» **Problem to solve**:
Copy each line of the data below exactly, leaving out pictures.

[Dataset rows]
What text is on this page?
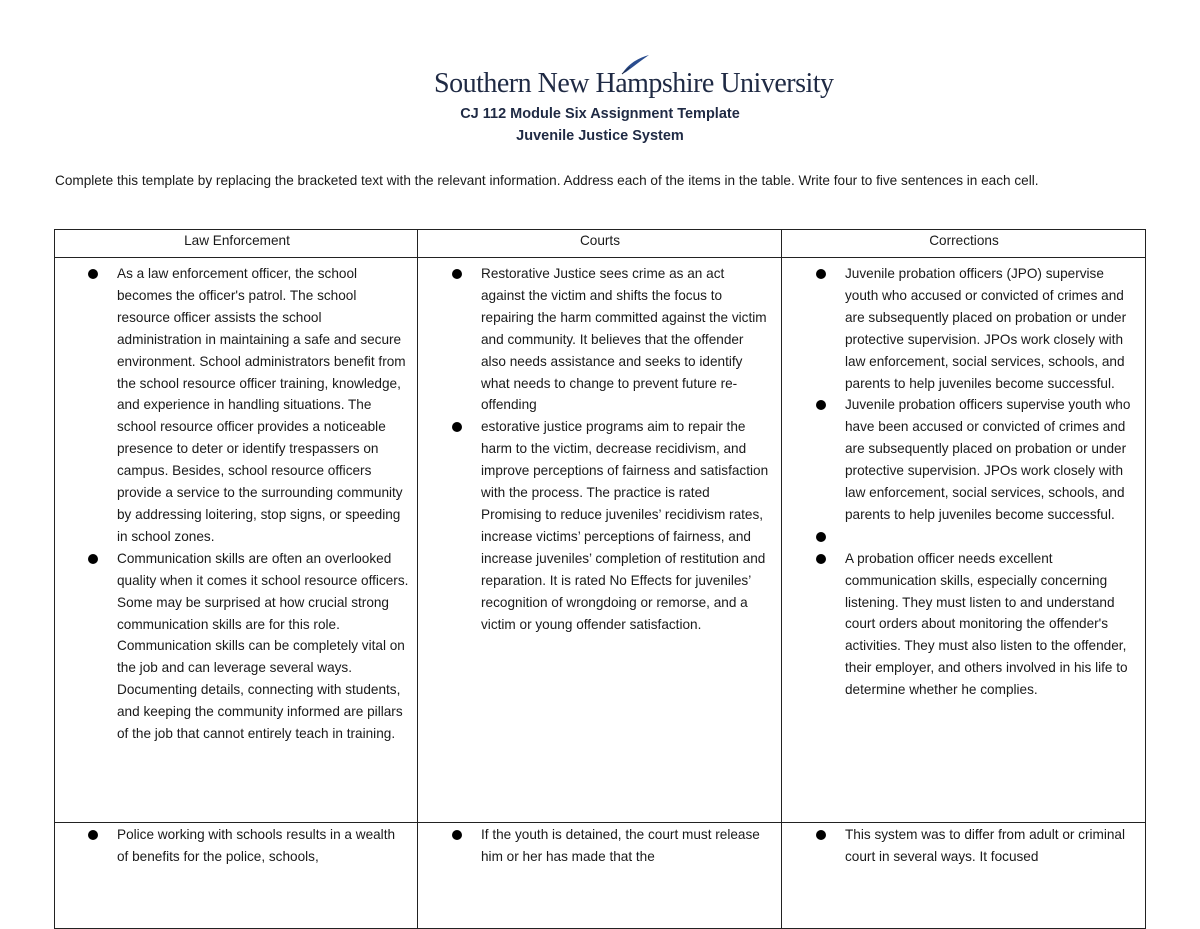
Southern New Hampshire University
CJ 112 Module Six Assignment Template
Juvenile Justice System
Complete this template by replacing the bracketed text with the relevant information. Address each of the items in the table. Write four to five sentences in each cell.
Law Enforcement	Courts	Corrections
As a law enforcement officer, the school becomes the officer's patrol. The school resource officer assists the school administration in maintaining a safe and secure environment. School administrators benefit from the school resource officer training, knowledge, and experience in handling situations. The school resource officer provides a noticeable presence to deter or identify trespassers on campus. Besides, school resource officers provide a service to the surrounding community by addressing loitering, stop signs, or speeding in school zones.
Communication skills are often an overlooked quality when it comes it school resource officers. Some may be surprised at how crucial strong communication skills are for this role. Communication skills can be completely vital on the job and can leverage several ways. Documenting details, connecting with students, and keeping the community informed are pillars of the job that cannot entirely teach in training.
Restorative Justice sees crime as an act against the victim and shifts the focus to repairing the harm committed against the victim and community. It believes that the offender also needs assistance and seeks to identify what needs to change to prevent future re-offending
estorative justice programs aim to repair the harm to the victim, decrease recidivism, and improve perceptions of fairness and satisfaction with the process. The practice is rated Promising to reduce juveniles’ recidivism rates, increase victims’ perceptions of fairness, and increase juveniles’ completion of restitution and reparation. It is rated No Effects for juveniles’ recognition of wrongdoing or remorse, and a victim or young offender satisfaction.
Juvenile probation officers (JPO) supervise youth who accused or convicted of crimes and are subsequently placed on probation or under protective supervision. JPOs work closely with law enforcement, social services, schools, and parents to help juveniles become successful.
Juvenile probation officers supervise youth who have been accused or convicted of crimes and are subsequently placed on probation or under protective supervision. JPOs work closely with law enforcement, social services, schools, and parents to help juveniles become successful.
A probation officer needs excellent communication skills, especially concerning listening. They must listen to and understand court orders about monitoring the offender's activities. They must also listen to the offender, their employer, and others involved in his life to determine whether he complies.
Police working with schools results in a wealth of benefits for the police, schools,
If the youth is detained, the court must release him or her has made that the
This system was to differ from adult or criminal court in several ways. It focused
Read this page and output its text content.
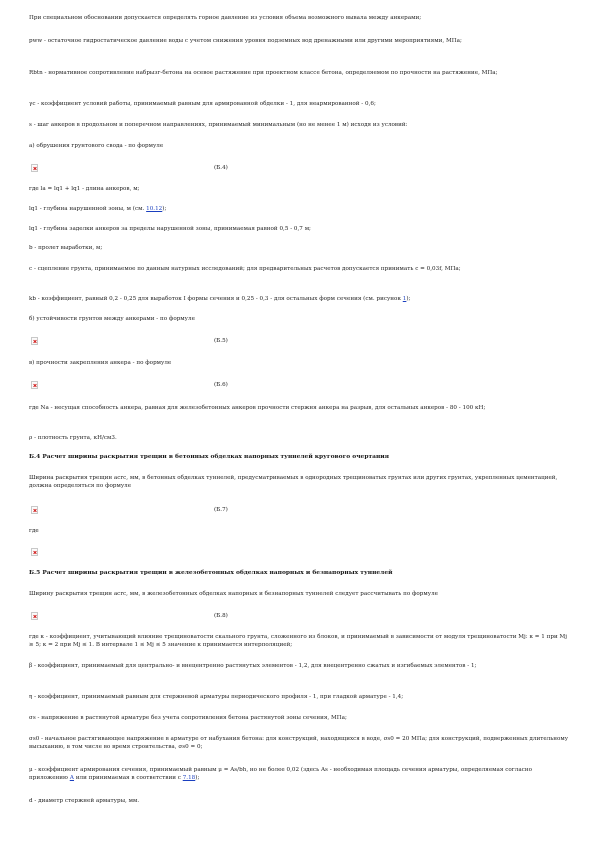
При специальном обосновании допускается определять горное давление из условия объема возможного вывала между анкерами;
pww - остаточное гидростатическое давление воды с учетом снижения уровня подземных вод дренажными или другими мероприятиями, МПа;
Rbtn - нормативное сопротивление набрызг-бетона на осевое растяжение при проектном классе бетона, определяемом по прочности на растяжение, МПа;
γc - коэффициент условий работы, принимаемый равным для армированной обделки - 1, для неармированной - 0,6;
s - шаг анкеров в продольном и поперечном направлениях, принимаемый минимальным (но не менее 1 м) исходя из условий:
а) обрушения грунтового свода - по формуле
(Б.4)
где la = lq1 + lq1 - длина анкеров, м;
lq1 - глубина нарушенной зоны, м (см. 10.12);
lq1 - глубина заделки анкеров за пределы нарушенной зоны, принимаемая равной 0,5 - 0,7 м;
b - пролет выработки, м;
c - сцепление грунта, принимаемое по данным натурных исследований; для предварительных расчетов допускается принимать c = 0,03f, МПа;
kb - коэффициент, равный 0,2 - 0,25 для выработок I формы сечения и 0,25 - 0,3 - для остальных форм сечения (см. рисунок 1);
б) устойчивости грунтов между анкерами - по формуле
(Б.5)
в) прочности закрепления анкера - по формуле
(Б.6)
где Na - несущая способность анкера, равная для железобетонных анкеров прочности стержня анкера на разрыв, для остальных анкеров - 80 - 100 кН;
ρ - плотность грунта, кН/см3.
Б.4 Расчет ширины раскрытия трещин в бетонных обделках напорных туннелей кругового очертания
Ширина раскрытия трещин acrc, мм, в бетонных обделках туннелей, предусматриваемых в однородных трещиноватых грунтах или других грунтах, укрепленных цементацией, должна определяться по формуле
(Б.7)
где
Б.5 Расчет ширины раскрытия трещин в железобетонных обделках напорных и безнапорных туннелей
Ширину раскрытия трещин acrc, мм, в железобетонных обделках напорных и безнапорных туннелей следует рассчитывать по формуле
(Б.8)
где κ - коэффициент, учитывающий влияние трещиноватости скального грунта, сложенного из блоков, и принимаемый в зависимости от модуля трещиноватости Mj: κ = 1 при Mj ≥ 5; κ = 2 при Mj ≤ 1. В интервале 1 ≤ Mj ≤ 5 значение κ принимается интерполяцией;
β - коэффициент, принимаемый для центрально- и внецентренно растянутых элементов - 1,2, для внецентренно сжатых и изгибаемых элементов - 1;
η - коэффициент, принимаемый равным для стержневой арматуры периодического профиля - 1, при гладкой арматуре - 1,4;
σs - напряжение в растянутой арматуре без учета сопротивления бетона растянутой зоны сечения, МПа;
σs0 - начальное растягивающее напряжение в арматуре от набухания бетона: для конструкций, находящихся в воде, σs0 = 20 МПа; для конструкций, подверженных длительному высыханию, в том числе во время строительства, σs0 = 0;
μ - коэффициент армирования сечения, принимаемый равным μ = As/bh, но не более 0,02 (здесь As - необходимая площадь сечения арматуры, определяемая согласно приложению А или принимаемая в соответствии с 7.18);
d - диаметр стержней арматуры, мм.
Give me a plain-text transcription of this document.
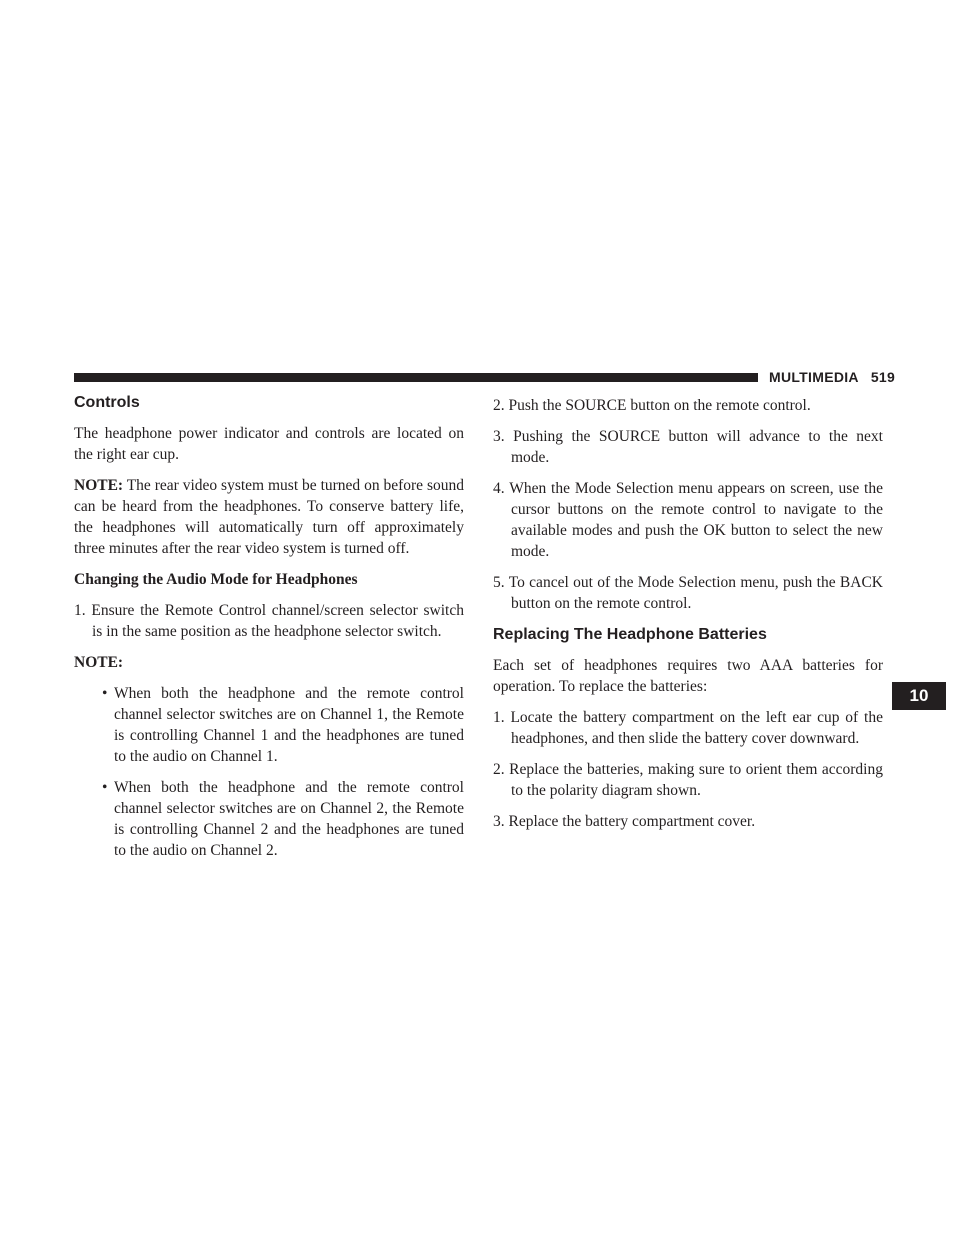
MULTIMEDIA 519
10
Controls

The headphone power indicator and controls are located on the right ear cup.

NOTE: The rear video system must be turned on before sound can be heard from the headphones. To conserve battery life, the headphones will automatically turn off approximately three minutes after the rear video system is turned off.

Changing the Audio Mode for Headphones
1. Ensure the Remote Control channel/screen selector switch is in the same position as the headphone selector switch.
NOTE:
• When both the headphone and the remote control channel selector switches are on Channel 1, the Remote is controlling Channel 1 and the headphones are tuned to the audio on Channel 1.
• When both the headphone and the remote control channel selector switches are on Channel 2, the Remote is controlling Channel 2 and the headphones are tuned to the audio on Channel 2.
2. Push the SOURCE button on the remote control.
3. Pushing the SOURCE button will advance to the next mode.
4. When the Mode Selection menu appears on screen, use the cursor buttons on the remote control to navigate to the available modes and push the OK button to select the new mode.
5. To cancel out of the Mode Selection menu, push the BACK button on the remote control.
Replacing The Headphone Batteries

Each set of headphones requires two AAA batteries for operation. To replace the batteries:

1. Locate the battery compartment on the left ear cup of the headphones, and then slide the battery cover downward.
2. Replace the batteries, making sure to orient them according to the polarity diagram shown.
3. Replace the battery compartment cover.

» **Result of this task**:
What text is on this page?
Southern New Hampshire University
CJ 112 Module Six Assignment Template
Juvenile Justice System
Complete this template by replacing the bracketed text with the relevant information. Address each of the items in the table. Write four to five sentences in each cell.
Law Enforcement	Courts	Corrections
As a law enforcement officer, the school becomes the officer's patrol. The school resource officer assists the school administration in maintaining a safe and secure environment. School administrators benefit from the school resource officer training, knowledge, and experience in handling situations. The school resource officer provides a noticeable presence to deter or identify trespassers on campus. Besides, school resource officers provide a service to the surrounding community by addressing loitering, stop signs, or speeding in school zones.
Communication skills are often an overlooked quality when it comes it school resource officers. Some may be surprised at how crucial strong communication skills are for this role. Communication skills can be completely vital on the job and can leverage several ways. Documenting details, connecting with students, and keeping the community informed are pillars of the job that cannot entirely teach in training.
Restorative Justice sees crime as an act against the victim and shifts the focus to repairing the harm committed against the victim and community. It believes that the offender also needs assistance and seeks to identify what needs to change to prevent future re-offending
estorative justice programs aim to repair the harm to the victim, decrease recidivism, and improve perceptions of fairness and satisfaction with the process. The practice is rated Promising to reduce juveniles’ recidivism rates, increase victims’ perceptions of fairness, and increase juveniles’ completion of restitution and reparation. It is rated No Effects for juveniles’ recognition of wrongdoing or remorse, and a victim or young offender satisfaction.
Juvenile probation officers (JPO) supervise youth who accused or convicted of crimes and are subsequently placed on probation or under protective supervision. JPOs work closely with law enforcement, social services, schools, and parents to help juveniles become successful.
Juvenile probation officers supervise youth who have been accused or convicted of crimes and are subsequently placed on probation or under protective supervision. JPOs work closely with law enforcement, social services, schools, and parents to help juveniles become successful.
A probation officer needs excellent communication skills, especially concerning listening. They must listen to and understand court orders about monitoring the offender's activities. They must also listen to the offender, their employer, and others involved in his life to determine whether he complies.
Police working with schools results in a wealth of benefits for the police, schools,
If the youth is detained, the court must release him or her has made that the
This system was to differ from adult or criminal court in several ways. It focused
Read this page and output its text content.
При специальном обосновании допускается определять горное давление из условия объема возможного вывала между анкерами;
pww - остаточное гидростатическое давление воды с учетом снижения уровня подземных вод дренажными или другими мероприятиями, МПа;
Rbtn - нормативное сопротивление набрызг-бетона на осевое растяжение при проектном классе бетона, определяемом по прочности на растяжение, МПа;
γc - коэффициент условий работы, принимаемый равным для армированной обделки - 1, для неармированной - 0,6;
s - шаг анкеров в продольном и поперечном направлениях, принимаемый минимальным (но не менее 1 м) исходя из условий:
а) обрушения грунтового свода - по формуле
(Б.4)
где la = lq1 + lq1 - длина анкеров, м;
lq1 - глубина нарушенной зоны, м (см. 10.12);
lq1 - глубина заделки анкеров за пределы нарушенной зоны, принимаемая равной 0,5 - 0,7 м;
b - пролет выработки, м;
c - сцепление грунта, принимаемое по данным натурных исследований; для предварительных расчетов допускается принимать c = 0,03f, МПа;
kb - коэффициент, равный 0,2 - 0,25 для выработок I формы сечения и 0,25 - 0,3 - для остальных форм сечения (см. рисунок 1);
б) устойчивости грунтов между анкерами - по формуле
(Б.5)
в) прочности закрепления анкера - по формуле
(Б.6)
где Na - несущая способность анкера, равная для железобетонных анкеров прочности стержня анкера на разрыв, для остальных анкеров - 80 - 100 кН;
ρ - плотность грунта, кН/см3.
Б.4 Расчет ширины раскрытия трещин в бетонных обделках напорных туннелей кругового очертания
Ширина раскрытия трещин acrc, мм, в бетонных обделках туннелей, предусматриваемых в однородных трещиноватых грунтах или других грунтах, укрепленных цементацией, должна определяться по формуле
(Б.7)
где
Б.5 Расчет ширины раскрытия трещин в железобетонных обделках напорных и безнапорных туннелей
Ширину раскрытия трещин acrc, мм, в железобетонных обделках напорных и безнапорных туннелей следует рассчитывать по формуле
(Б.8)
где κ - коэффициент, учитывающий влияние трещиноватости скального грунта, сложенного из блоков, и принимаемый в зависимости от модуля трещиноватости Mj: κ = 1 при Mj ≥ 5; κ = 2 при Mj ≤ 1. В интервале 1 ≤ Mj ≤ 5 значение κ принимается интерполяцией;
β - коэффициент, принимаемый для центрально- и внецентренно растянутых элементов - 1,2, для внецентренно сжатых и изгибаемых элементов - 1;
η - коэффициент, принимаемый равным для стержневой арматуры периодического профиля - 1, при гладкой арматуре - 1,4;
σs - напряжение в растянутой арматуре без учета сопротивления бетона растянутой зоны сечения, МПа;
σs0 - начальное растягивающее напряжение в арматуре от набухания бетона: для конструкций, находящихся в воде, σs0 = 20 МПа; для конструкций, подверженных длительному высыханию, в том числе во время строительства, σs0 = 0;
μ - коэффициент армирования сечения, принимаемый равным μ = As/bh, но не более 0,02 (здесь As - необходимая площадь сечения арматуры, определяемая согласно приложению А или принимаемая в соответствии с 7.18);
d - диаметр стержней арматуры, мм.
Give me a plain-text transcription of this document.
MULTIMEDIA 519
10
Controls

The headphone power indicator and controls are located on the right ear cup.

NOTE: The rear video system must be turned on before sound can be heard from the headphones. To conserve battery life, the headphones will automatically turn off approximately three minutes after the rear video system is turned off.

Changing the Audio Mode for Headphones
1. Ensure the Remote Control channel/screen selector switch is in the same position as the headphone selector switch.
NOTE:
• When both the headphone and the remote control channel selector switches are on Channel 1, the Remote is controlling Channel 1 and the headphones are tuned to the audio on Channel 1.
• When both the headphone and the remote control channel selector switches are on Channel 2, the Remote is controlling Channel 2 and the headphones are tuned to the audio on Channel 2.
2. Push the SOURCE button on the remote control.
3. Pushing the SOURCE button will advance to the next mode.
4. When the Mode Selection menu appears on screen, use the cursor buttons on the remote control to navigate to the available modes and push the OK button to select the new mode.
5. To cancel out of the Mode Selection menu, push the BACK button on the remote control.
Replacing The Headphone Batteries

Each set of headphones requires two AAA batteries for operation. To replace the batteries:

1. Locate the battery compartment on the left ear cup of the headphones, and then slide the battery cover downward.
2. Replace the batteries, making sure to orient them according to the polarity diagram shown.
3. Replace the battery compartment cover.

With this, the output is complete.